[Stored entries]:
============================================================

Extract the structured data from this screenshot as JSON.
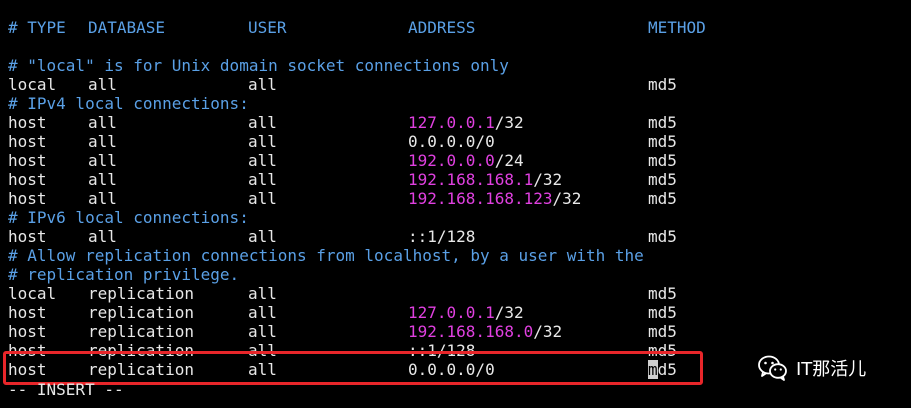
{
  "header": {
    "type": "# TYPE",
    "database": "DATABASE",
    "user": "USER",
    "address": "ADDRESS",
    "method": "METHOD"
  },
  "lines": [
    {
      "kind": "blank"
    },
    {
      "kind": "comment",
      "text": "# \"local\" is for Unix domain socket connections only"
    },
    {
      "kind": "entry",
      "type": "local",
      "database": "all",
      "user": "all",
      "address_ip": "",
      "address_suffix": "",
      "method": "md5"
    },
    {
      "kind": "comment",
      "text": "# IPv4 local connections:"
    },
    {
      "kind": "entry",
      "type": "host",
      "database": "all",
      "user": "all",
      "address_ip": "127.0.0.1",
      "address_suffix": "/32",
      "method": "md5"
    },
    {
      "kind": "entry",
      "type": "host",
      "database": "all",
      "user": "all",
      "address_plain": "0.0.0.0/0",
      "method": "md5"
    },
    {
      "kind": "entry",
      "type": "host",
      "database": "all",
      "user": "all",
      "address_ip": "192.0.0.0",
      "address_suffix": "/24",
      "method": "md5"
    },
    {
      "kind": "entry",
      "type": "host",
      "database": "all",
      "user": "all",
      "address_ip": "192.168.168.1",
      "address_suffix": "/32",
      "method": "md5"
    },
    {
      "kind": "entry",
      "type": "host",
      "database": "all",
      "user": "all",
      "address_ip": "192.168.168.123",
      "address_suffix": "/32",
      "method": "md5"
    },
    {
      "kind": "comment",
      "text": "# IPv6 local connections:"
    },
    {
      "kind": "entry",
      "type": "host",
      "database": "all",
      "user": "all",
      "address_plain": "::1/128",
      "method": "md5"
    },
    {
      "kind": "comment",
      "text": "# Allow replication connections from localhost, by a user with the"
    },
    {
      "kind": "comment",
      "text": "# replication privilege."
    },
    {
      "kind": "entry",
      "type": "local",
      "database": "replication",
      "user": "all",
      "address_ip": "",
      "address_suffix": "",
      "method": "md5"
    },
    {
      "kind": "entry",
      "type": "host",
      "database": "replication",
      "user": "all",
      "address_ip": "127.0.0.1",
      "address_suffix": "/32",
      "method": "md5"
    },
    {
      "kind": "entry",
      "type": "host",
      "database": "replication",
      "user": "all",
      "address_ip": "192.168.168.0",
      "address_suffix": "/32",
      "method": "md5"
    },
    {
      "kind": "entry",
      "type": "host",
      "database": "replication",
      "user": "all",
      "address_plain": "::1/128",
      "method": "md5"
    },
    {
      "kind": "entry",
      "type": "host",
      "database": "replication",
      "user": "all",
      "address_plain": "0.0.0.0/0",
      "method_cursor": "m",
      "method_rest": "d5",
      "highlighted": true
    }
  ],
  "status": "-- INSERT --",
  "watermark": {
    "label": "IT那活儿",
    "icon": "wechat-icon"
  },
  "colors": {
    "background": "#000000",
    "text": "#e8e8e8",
    "comment": "#5aa0e6",
    "ip": "#e040e0",
    "highlight_border": "#e8262a"
  }
}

============================================================

[REQUIREMENT]:
Without including any picture, repeat the data exactly.

[IN RESPONSE]:
Extract the structured data from this screenshot as JSON.
{
  "header": {
    "type": "# TYPE",
    "database": "DATABASE",
    "user": "USER",
    "address": "ADDRESS",
    "method": "METHOD"
  },
  "lines": [
    {
      "kind": "blank"
    },
    {
      "kind": "comment",
      "text": "# \"local\" is for Unix domain socket connections only"
    },
    {
      "kind": "entry",
      "type": "local",
      "database": "all",
      "user": "all",
      "address_ip": "",
      "address_suffix": "",
      "method": "md5"
    },
    {
      "kind": "comment",
      "text": "# IPv4 local connections:"
    },
    {
      "kind": "entry",
      "type": "host",
      "database": "all",
      "user": "all",
      "address_ip": "127.0.0.1",
      "address_suffix": "/32",
      "method": "md5"
    },
    {
      "kind": "entry",
      "type": "host",
      "database": "all",
      "user": "all",
      "address_plain": "0.0.0.0/0",
      "method": "md5"
    },
    {
      "kind": "entry",
      "type": "host",
      "database": "all",
      "user": "all",
      "address_ip": "192.0.0.0",
      "address_suffix": "/24",
      "method": "md5"
    },
    {
      "kind": "entry",
      "type": "host",
      "database": "all",
      "user": "all",
      "address_ip": "192.168.168.1",
      "address_suffix": "/32",
      "method": "md5"
    },
    {
      "kind": "entry",
      "type": "host",
      "database": "all",
      "user": "all",
      "address_ip": "192.168.168.123",
      "address_suffix": "/32",
      "method": "md5"
    },
    {
      "kind": "comment",
      "text": "# IPv6 local connections:"
    },
    {
      "kind": "entry",
      "type": "host",
      "database": "all",
      "user": "all",
      "address_plain": "::1/128",
      "method": "md5"
    },
    {
      "kind": "comment",
      "text": "# Allow replication connections from localhost, by a user with the"
    },
    {
      "kind": "comment",
      "text": "# replication privilege."
    },
    {
      "kind": "entry",
      "type": "local",
      "database": "replication",
      "user": "all",
      "address_ip": "",
      "address_suffix": "",
      "method": "md5"
    },
    {
      "kind": "entry",
      "type": "host",
      "database": "replication",
      "user": "all",
      "address_ip": "127.0.0.1",
      "address_suffix": "/32",
      "method": "md5"
    },
    {
      "kind": "entry",
      "type": "host",
      "database": "replication",
      "user": "all",
      "address_ip": "192.168.168.0",
      "address_suffix": "/32",
      "method": "md5"
    },
    {
      "kind": "entry",
      "type": "host",
      "database": "replication",
      "user": "all",
      "address_plain": "::1/128",
      "method": "md5"
    },
    {
      "kind": "entry",
      "type": "host",
      "database": "replication",
      "user": "all",
      "address_plain": "0.0.0.0/0",
      "method_cursor": "m",
      "method_rest": "d5",
      "highlighted": true
    }
  ],
  "status": "-- INSERT --",
  "watermark": {
    "label": "IT那活儿",
    "icon": "wechat-icon"
  },
  "colors": {
    "background": "#000000",
    "text": "#e8e8e8",
    "comment": "#5aa0e6",
    "ip": "#e040e0",
    "highlight_border": "#e8262a"
  }
}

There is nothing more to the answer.